Goal: Output every entry exactly as written, but omit the pictures.

Supplied entries:
++++++++

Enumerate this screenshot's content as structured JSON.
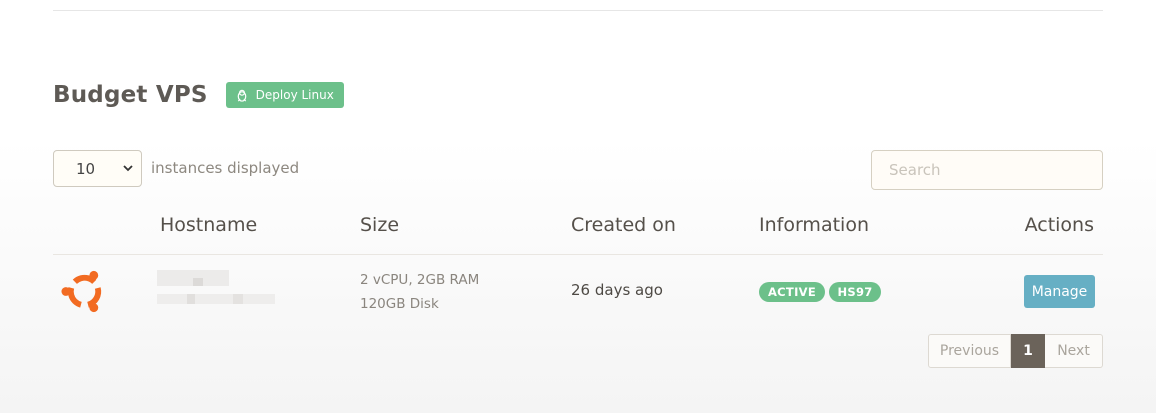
{
  "section": {
    "title": "Budget VPS",
    "deploy_label": "Deploy Linux"
  },
  "controls": {
    "length_value": "10",
    "length_label": "instances displayed",
    "search_placeholder": "Search"
  },
  "table": {
    "headers": [
      "Hostname",
      "Size",
      "Created on",
      "Information",
      "Actions"
    ],
    "rows": [
      {
        "os": "ubuntu-logo",
        "hostname": "",
        "size_line1": "2 vCPU, 2GB RAM",
        "size_line2": "120GB Disk",
        "created": "26 days ago",
        "status": "ACTIVE",
        "location": "HS97",
        "action": "Manage"
      }
    ]
  },
  "pagination": {
    "previous": "Previous",
    "current": "1",
    "next": "Next"
  },
  "colors": {
    "badge_green": "#6cc08a",
    "manage_blue": "#66afc4",
    "ubuntu_orange": "#f26b22"
  }
}
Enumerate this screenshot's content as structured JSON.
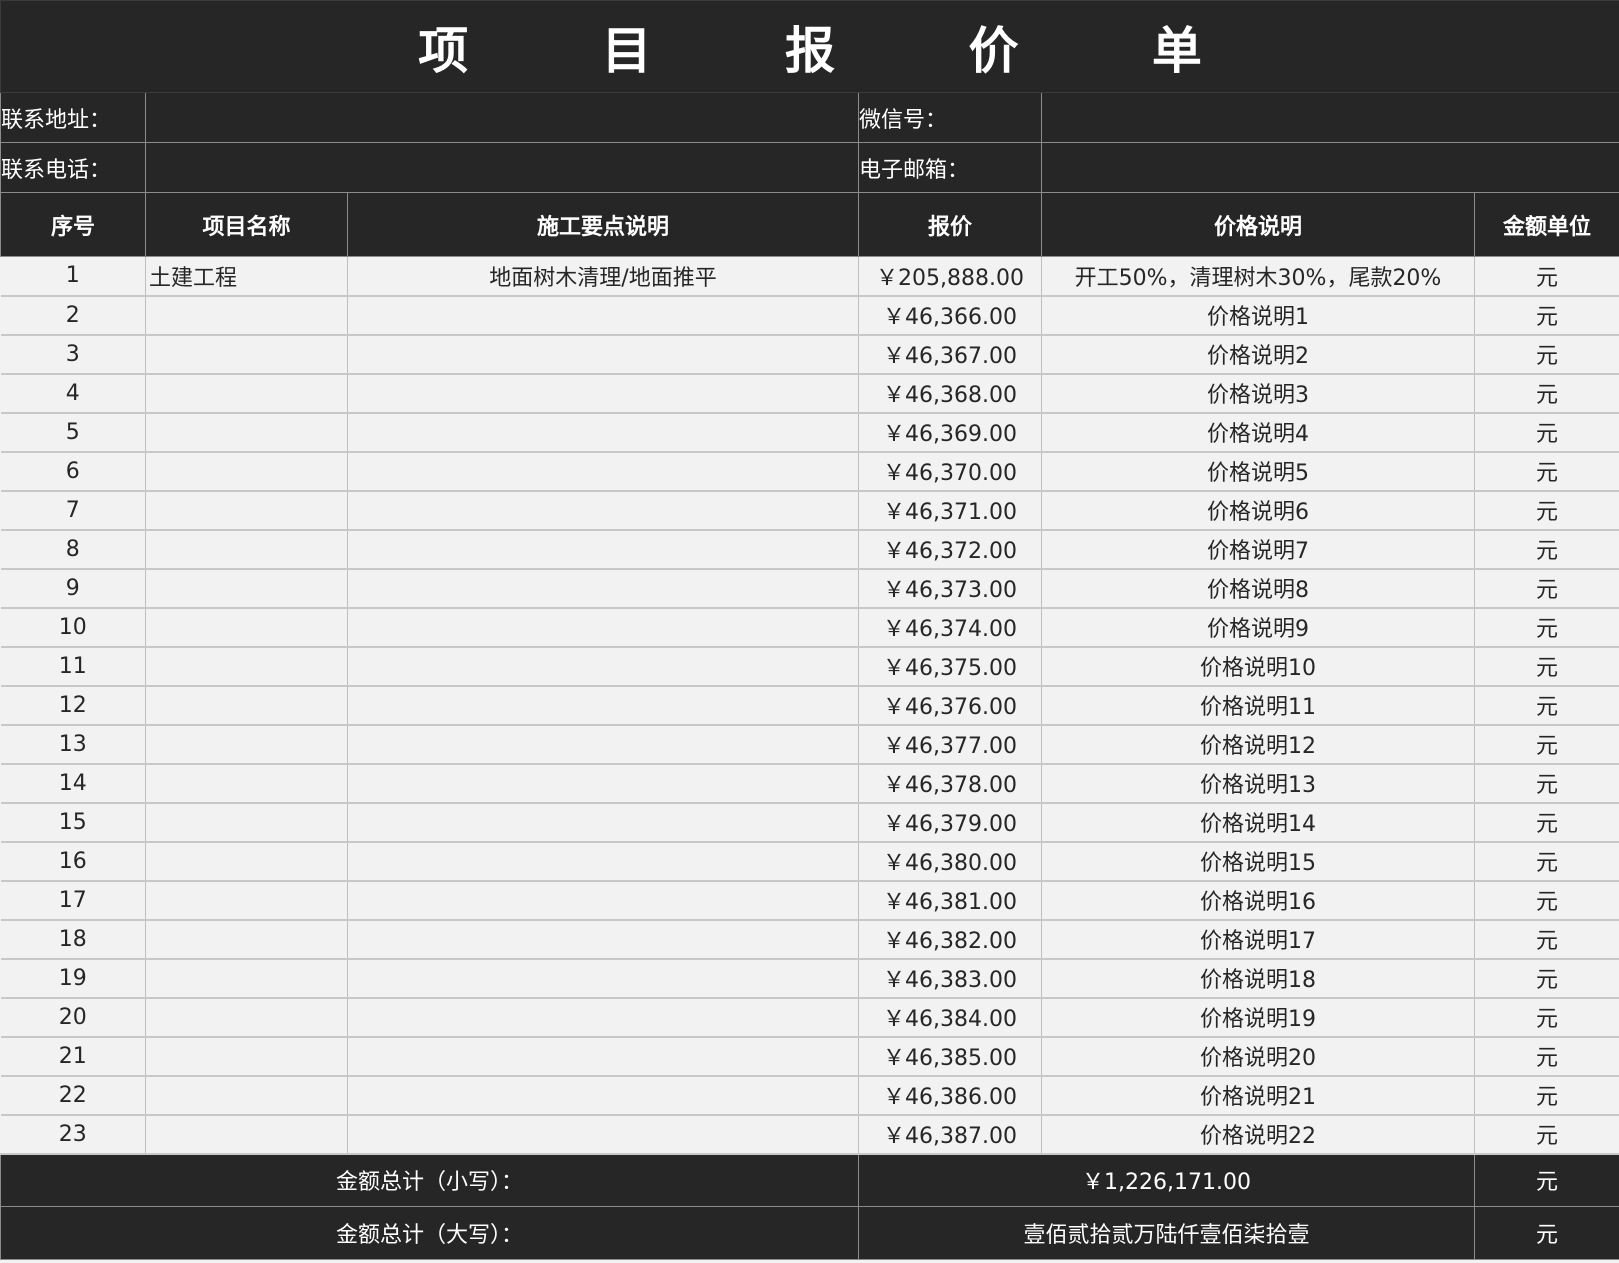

++++++++

Task response:
Enumerate this screenshot's content as structured JSON.
{
  "section": {
    "title": "Budget VPS",
    "deploy_label": "Deploy Linux"
  },
  "controls": {
    "length_value": "10",
    "length_label": "instances displayed",
    "search_placeholder": "Search"
  },
  "table": {
    "headers": [
      "Hostname",
      "Size",
      "Created on",
      "Information",
      "Actions"
    ],
    "rows": [
      {
        "os": "ubuntu-logo",
        "hostname": "",
        "size_line1": "2 vCPU, 2GB RAM",
        "size_line2": "120GB Disk",
        "created": "26 days ago",
        "status": "ACTIVE",
        "location": "HS97",
        "action": "Manage"
      }
    ]
  },
  "pagination": {
    "previous": "Previous",
    "current": "1",
    "next": "Next"
  },
  "colors": {
    "badge_green": "#6cc08a",
    "manage_blue": "#66afc4",
    "ubuntu_orange": "#f26b22"
  }
}
Enumerate this screenshot's content as structured JSON.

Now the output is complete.